┌─ MATERIAL

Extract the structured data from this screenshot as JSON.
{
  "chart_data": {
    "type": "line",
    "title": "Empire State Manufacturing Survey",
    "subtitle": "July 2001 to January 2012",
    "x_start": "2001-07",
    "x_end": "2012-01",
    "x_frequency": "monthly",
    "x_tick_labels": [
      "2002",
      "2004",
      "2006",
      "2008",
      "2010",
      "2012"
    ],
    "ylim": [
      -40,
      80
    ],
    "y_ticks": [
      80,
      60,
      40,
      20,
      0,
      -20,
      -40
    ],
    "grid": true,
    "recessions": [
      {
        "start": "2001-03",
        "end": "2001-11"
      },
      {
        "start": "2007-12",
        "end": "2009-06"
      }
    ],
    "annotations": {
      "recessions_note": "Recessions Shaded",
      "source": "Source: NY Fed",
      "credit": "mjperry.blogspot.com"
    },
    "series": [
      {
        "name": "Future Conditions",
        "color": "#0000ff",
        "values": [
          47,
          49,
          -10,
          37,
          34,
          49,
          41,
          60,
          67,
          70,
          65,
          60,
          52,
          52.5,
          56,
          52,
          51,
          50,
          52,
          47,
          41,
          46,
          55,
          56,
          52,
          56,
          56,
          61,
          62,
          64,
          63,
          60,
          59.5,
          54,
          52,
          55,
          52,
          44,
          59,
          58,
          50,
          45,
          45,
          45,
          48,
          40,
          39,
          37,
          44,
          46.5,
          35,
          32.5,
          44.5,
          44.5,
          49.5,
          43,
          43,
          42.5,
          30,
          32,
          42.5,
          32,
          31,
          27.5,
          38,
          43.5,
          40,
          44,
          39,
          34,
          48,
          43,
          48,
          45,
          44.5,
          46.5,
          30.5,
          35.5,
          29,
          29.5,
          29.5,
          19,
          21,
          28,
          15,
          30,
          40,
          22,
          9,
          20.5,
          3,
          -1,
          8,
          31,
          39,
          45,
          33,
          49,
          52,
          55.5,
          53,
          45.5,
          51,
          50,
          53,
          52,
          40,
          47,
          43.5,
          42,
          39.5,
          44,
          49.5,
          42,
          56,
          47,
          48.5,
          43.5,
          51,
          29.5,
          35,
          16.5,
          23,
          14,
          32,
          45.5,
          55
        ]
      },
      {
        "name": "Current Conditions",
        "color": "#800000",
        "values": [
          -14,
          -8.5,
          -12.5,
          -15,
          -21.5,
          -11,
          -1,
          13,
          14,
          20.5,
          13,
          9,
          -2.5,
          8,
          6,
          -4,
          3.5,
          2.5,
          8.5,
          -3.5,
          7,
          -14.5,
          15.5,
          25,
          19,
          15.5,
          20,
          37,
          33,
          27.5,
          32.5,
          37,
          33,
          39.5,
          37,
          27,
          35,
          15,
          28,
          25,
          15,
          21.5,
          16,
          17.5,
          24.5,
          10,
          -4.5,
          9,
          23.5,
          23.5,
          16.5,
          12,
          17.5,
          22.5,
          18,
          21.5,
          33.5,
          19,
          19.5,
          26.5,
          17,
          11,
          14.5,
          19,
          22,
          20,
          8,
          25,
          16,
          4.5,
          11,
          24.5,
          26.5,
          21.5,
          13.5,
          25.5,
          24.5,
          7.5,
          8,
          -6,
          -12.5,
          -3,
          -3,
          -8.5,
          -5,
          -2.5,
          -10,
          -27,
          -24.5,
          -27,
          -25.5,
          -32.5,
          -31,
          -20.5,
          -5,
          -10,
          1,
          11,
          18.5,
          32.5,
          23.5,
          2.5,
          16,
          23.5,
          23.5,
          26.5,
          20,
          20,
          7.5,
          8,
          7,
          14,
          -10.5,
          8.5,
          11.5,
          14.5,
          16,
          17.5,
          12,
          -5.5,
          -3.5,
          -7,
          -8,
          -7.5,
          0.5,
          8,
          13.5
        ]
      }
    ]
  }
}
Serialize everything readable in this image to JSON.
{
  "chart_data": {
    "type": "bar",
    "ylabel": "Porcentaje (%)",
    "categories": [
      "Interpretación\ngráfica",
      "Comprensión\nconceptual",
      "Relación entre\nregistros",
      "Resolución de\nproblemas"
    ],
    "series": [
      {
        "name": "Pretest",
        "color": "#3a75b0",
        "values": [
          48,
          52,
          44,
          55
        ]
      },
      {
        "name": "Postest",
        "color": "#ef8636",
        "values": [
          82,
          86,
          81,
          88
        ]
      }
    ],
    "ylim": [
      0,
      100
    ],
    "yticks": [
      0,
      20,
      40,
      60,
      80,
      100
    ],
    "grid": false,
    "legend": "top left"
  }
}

└─

WHAT THIS TASK INVOLVES:
The entries above should be repeated exactly, every one of them.

THE ANSWER:
Extract the structured data from this screenshot as JSON.
{
  "chart_data": {
    "type": "line",
    "title": "Empire State Manufacturing Survey",
    "subtitle": "July 2001 to January 2012",
    "x_start": "2001-07",
    "x_end": "2012-01",
    "x_frequency": "monthly",
    "x_tick_labels": [
      "2002",
      "2004",
      "2006",
      "2008",
      "2010",
      "2012"
    ],
    "ylim": [
      -40,
      80
    ],
    "y_ticks": [
      80,
      60,
      40,
      20,
      0,
      -20,
      -40
    ],
    "grid": true,
    "recessions": [
      {
        "start": "2001-03",
        "end": "2001-11"
      },
      {
        "start": "2007-12",
        "end": "2009-06"
      }
    ],
    "annotations": {
      "recessions_note": "Recessions Shaded",
      "source": "Source: NY Fed",
      "credit": "mjperry.blogspot.com"
    },
    "series": [
      {
        "name": "Future Conditions",
        "color": "#0000ff",
        "values": [
          47,
          49,
          -10,
          37,
          34,
          49,
          41,
          60,
          67,
          70,
          65,
          60,
          52,
          52.5,
          56,
          52,
          51,
          50,
          52,
          47,
          41,
          46,
          55,
          56,
          52,
          56,
          56,
          61,
          62,
          64,
          63,
          60,
          59.5,
          54,
          52,
          55,
          52,
          44,
          59,
          58,
          50,
          45,
          45,
          45,
          48,
          40,
          39,
          37,
          44,
          46.5,
          35,
          32.5,
          44.5,
          44.5,
          49.5,
          43,
          43,
          42.5,
          30,
          32,
          42.5,
          32,
          31,
          27.5,
          38,
          43.5,
          40,
          44,
          39,
          34,
          48,
          43,
          48,
          45,
          44.5,
          46.5,
          30.5,
          35.5,
          29,
          29.5,
          29.5,
          19,
          21,
          28,
          15,
          30,
          40,
          22,
          9,
          20.5,
          3,
          -1,
          8,
          31,
          39,
          45,
          33,
          49,
          52,
          55.5,
          53,
          45.5,
          51,
          50,
          53,
          52,
          40,
          47,
          43.5,
          42,
          39.5,
          44,
          49.5,
          42,
          56,
          47,
          48.5,
          43.5,
          51,
          29.5,
          35,
          16.5,
          23,
          14,
          32,
          45.5,
          55
        ]
      },
      {
        "name": "Current Conditions",
        "color": "#800000",
        "values": [
          -14,
          -8.5,
          -12.5,
          -15,
          -21.5,
          -11,
          -1,
          13,
          14,
          20.5,
          13,
          9,
          -2.5,
          8,
          6,
          -4,
          3.5,
          2.5,
          8.5,
          -3.5,
          7,
          -14.5,
          15.5,
          25,
          19,
          15.5,
          20,
          37,
          33,
          27.5,
          32.5,
          37,
          33,
          39.5,
          37,
          27,
          35,
          15,
          28,
          25,
          15,
          21.5,
          16,
          17.5,
          24.5,
          10,
          -4.5,
          9,
          23.5,
          23.5,
          16.5,
          12,
          17.5,
          22.5,
          18,
          21.5,
          33.5,
          19,
          19.5,
          26.5,
          17,
          11,
          14.5,
          19,
          22,
          20,
          8,
          25,
          16,
          4.5,
          11,
          24.5,
          26.5,
          21.5,
          13.5,
          25.5,
          24.5,
          7.5,
          8,
          -6,
          -12.5,
          -3,
          -3,
          -8.5,
          -5,
          -2.5,
          -10,
          -27,
          -24.5,
          -27,
          -25.5,
          -32.5,
          -31,
          -20.5,
          -5,
          -10,
          1,
          11,
          18.5,
          32.5,
          23.5,
          2.5,
          16,
          23.5,
          23.5,
          26.5,
          20,
          20,
          7.5,
          8,
          7,
          14,
          -10.5,
          8.5,
          11.5,
          14.5,
          16,
          17.5,
          12,
          -5.5,
          -3.5,
          -7,
          -8,
          -7.5,
          0.5,
          8,
          13.5
        ]
      }
    ]
  }
}
Serialize everything readable in this image to JSON.
{
  "chart_data": {
    "type": "bar",
    "ylabel": "Porcentaje (%)",
    "categories": [
      "Interpretación\ngráfica",
      "Comprensión\nconceptual",
      "Relación entre\nregistros",
      "Resolución de\nproblemas"
    ],
    "series": [
      {
        "name": "Pretest",
        "color": "#3a75b0",
        "values": [
          48,
          52,
          44,
          55
        ]
      },
      {
        "name": "Postest",
        "color": "#ef8636",
        "values": [
          82,
          86,
          81,
          88
        ]
      }
    ],
    "ylim": [
      0,
      100
    ],
    "yticks": [
      0,
      20,
      40,
      60,
      80,
      100
    ],
    "grid": false,
    "legend": "top left"
  }
}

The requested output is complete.